* **Short exercise**:
Your task is to copy every line of the entries that contains "сфере".

= = = = = = =

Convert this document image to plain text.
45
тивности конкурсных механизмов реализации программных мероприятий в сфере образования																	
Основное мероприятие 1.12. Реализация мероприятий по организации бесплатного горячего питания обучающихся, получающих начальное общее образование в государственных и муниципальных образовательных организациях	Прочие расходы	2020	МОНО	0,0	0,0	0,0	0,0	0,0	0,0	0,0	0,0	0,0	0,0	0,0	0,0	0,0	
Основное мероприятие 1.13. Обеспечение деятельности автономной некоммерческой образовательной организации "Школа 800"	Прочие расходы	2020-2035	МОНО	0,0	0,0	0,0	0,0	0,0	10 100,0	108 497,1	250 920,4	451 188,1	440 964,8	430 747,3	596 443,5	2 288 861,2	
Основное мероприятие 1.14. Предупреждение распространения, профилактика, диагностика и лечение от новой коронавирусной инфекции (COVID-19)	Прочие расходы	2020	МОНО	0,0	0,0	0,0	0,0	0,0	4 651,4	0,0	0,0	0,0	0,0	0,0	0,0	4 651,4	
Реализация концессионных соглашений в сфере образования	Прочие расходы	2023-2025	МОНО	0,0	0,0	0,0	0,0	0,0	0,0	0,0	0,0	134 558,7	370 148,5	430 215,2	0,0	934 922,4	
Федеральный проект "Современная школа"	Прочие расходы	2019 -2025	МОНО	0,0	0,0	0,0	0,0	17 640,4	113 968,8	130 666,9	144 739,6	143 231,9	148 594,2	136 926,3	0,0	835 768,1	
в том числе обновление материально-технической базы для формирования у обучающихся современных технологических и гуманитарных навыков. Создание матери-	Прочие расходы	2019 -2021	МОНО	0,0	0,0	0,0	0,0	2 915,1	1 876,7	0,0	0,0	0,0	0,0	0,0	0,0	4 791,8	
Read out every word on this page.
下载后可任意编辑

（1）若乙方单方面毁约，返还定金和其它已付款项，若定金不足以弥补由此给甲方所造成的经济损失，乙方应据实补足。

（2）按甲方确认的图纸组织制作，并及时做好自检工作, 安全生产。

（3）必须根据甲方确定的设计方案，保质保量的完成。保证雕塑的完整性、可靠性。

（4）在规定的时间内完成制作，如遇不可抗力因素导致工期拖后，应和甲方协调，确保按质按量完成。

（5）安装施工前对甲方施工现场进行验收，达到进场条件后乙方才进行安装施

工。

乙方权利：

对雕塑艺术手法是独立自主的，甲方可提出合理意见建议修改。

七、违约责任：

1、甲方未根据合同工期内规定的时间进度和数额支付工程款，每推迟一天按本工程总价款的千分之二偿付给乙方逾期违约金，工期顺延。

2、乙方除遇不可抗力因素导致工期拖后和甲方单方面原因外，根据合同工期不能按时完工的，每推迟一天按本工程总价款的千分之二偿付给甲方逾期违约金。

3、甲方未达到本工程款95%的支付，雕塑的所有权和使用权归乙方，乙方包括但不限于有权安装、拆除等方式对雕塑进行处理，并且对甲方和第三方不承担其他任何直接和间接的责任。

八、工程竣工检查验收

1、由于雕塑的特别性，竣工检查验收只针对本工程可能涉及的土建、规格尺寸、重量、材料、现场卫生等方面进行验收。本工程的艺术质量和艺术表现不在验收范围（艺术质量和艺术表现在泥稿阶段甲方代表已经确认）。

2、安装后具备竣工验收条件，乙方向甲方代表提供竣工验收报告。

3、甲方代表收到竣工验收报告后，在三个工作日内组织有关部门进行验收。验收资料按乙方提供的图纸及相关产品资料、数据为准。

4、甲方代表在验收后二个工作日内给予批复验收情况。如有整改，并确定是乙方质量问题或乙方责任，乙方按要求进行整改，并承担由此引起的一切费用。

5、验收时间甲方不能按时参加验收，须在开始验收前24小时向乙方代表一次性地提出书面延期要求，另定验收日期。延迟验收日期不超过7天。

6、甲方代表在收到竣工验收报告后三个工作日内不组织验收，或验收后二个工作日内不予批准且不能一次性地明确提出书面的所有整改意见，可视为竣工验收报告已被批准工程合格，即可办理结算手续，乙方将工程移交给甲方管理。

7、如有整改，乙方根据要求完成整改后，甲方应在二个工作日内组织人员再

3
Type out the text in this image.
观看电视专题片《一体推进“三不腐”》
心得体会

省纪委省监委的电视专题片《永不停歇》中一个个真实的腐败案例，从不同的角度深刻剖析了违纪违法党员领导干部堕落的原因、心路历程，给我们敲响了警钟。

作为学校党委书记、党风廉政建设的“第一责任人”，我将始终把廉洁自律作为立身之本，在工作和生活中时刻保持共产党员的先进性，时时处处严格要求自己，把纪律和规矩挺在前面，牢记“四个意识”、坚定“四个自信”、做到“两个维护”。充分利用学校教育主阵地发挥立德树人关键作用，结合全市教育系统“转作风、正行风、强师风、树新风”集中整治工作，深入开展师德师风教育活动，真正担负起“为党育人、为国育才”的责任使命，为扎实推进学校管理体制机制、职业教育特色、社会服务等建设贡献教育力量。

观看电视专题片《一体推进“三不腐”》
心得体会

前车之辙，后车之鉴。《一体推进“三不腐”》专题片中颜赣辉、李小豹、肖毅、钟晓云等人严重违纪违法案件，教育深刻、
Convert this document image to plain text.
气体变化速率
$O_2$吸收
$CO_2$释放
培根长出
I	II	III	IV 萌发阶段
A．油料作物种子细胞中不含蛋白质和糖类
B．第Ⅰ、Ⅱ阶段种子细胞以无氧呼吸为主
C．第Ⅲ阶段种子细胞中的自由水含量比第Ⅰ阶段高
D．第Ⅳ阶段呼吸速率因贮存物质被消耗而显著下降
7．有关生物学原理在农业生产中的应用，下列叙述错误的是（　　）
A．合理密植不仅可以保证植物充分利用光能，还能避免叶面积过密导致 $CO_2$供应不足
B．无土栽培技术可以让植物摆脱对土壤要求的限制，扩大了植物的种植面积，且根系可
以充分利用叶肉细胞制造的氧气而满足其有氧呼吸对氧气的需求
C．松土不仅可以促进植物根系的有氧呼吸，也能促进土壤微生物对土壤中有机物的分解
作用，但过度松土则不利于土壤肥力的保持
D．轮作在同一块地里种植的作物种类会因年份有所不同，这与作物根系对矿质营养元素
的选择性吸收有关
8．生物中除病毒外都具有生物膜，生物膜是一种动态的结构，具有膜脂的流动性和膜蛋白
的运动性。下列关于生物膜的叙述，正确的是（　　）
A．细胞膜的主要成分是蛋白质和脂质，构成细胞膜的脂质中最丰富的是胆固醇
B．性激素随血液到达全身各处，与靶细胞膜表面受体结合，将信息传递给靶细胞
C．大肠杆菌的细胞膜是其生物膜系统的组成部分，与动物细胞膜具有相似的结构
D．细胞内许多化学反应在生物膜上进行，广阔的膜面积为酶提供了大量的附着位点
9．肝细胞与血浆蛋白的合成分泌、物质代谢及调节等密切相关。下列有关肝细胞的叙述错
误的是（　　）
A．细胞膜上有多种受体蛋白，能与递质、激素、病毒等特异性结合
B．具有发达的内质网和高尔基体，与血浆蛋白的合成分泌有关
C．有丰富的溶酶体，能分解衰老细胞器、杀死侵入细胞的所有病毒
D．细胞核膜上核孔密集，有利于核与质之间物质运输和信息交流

= = = = = = =

* **Exercise solution**:
тивности конкурсных механизмов реализации программных мероприятий в сфере образования																	
Реализация концессионных соглашений в сфере образования	Прочие расходы	2023-2025	МОНО	0,0	0,0	0,0	0,0	0,0	0,0	0,0	0,0	134 558,7	370 148,5	430 215,2	0,0	934 922,4	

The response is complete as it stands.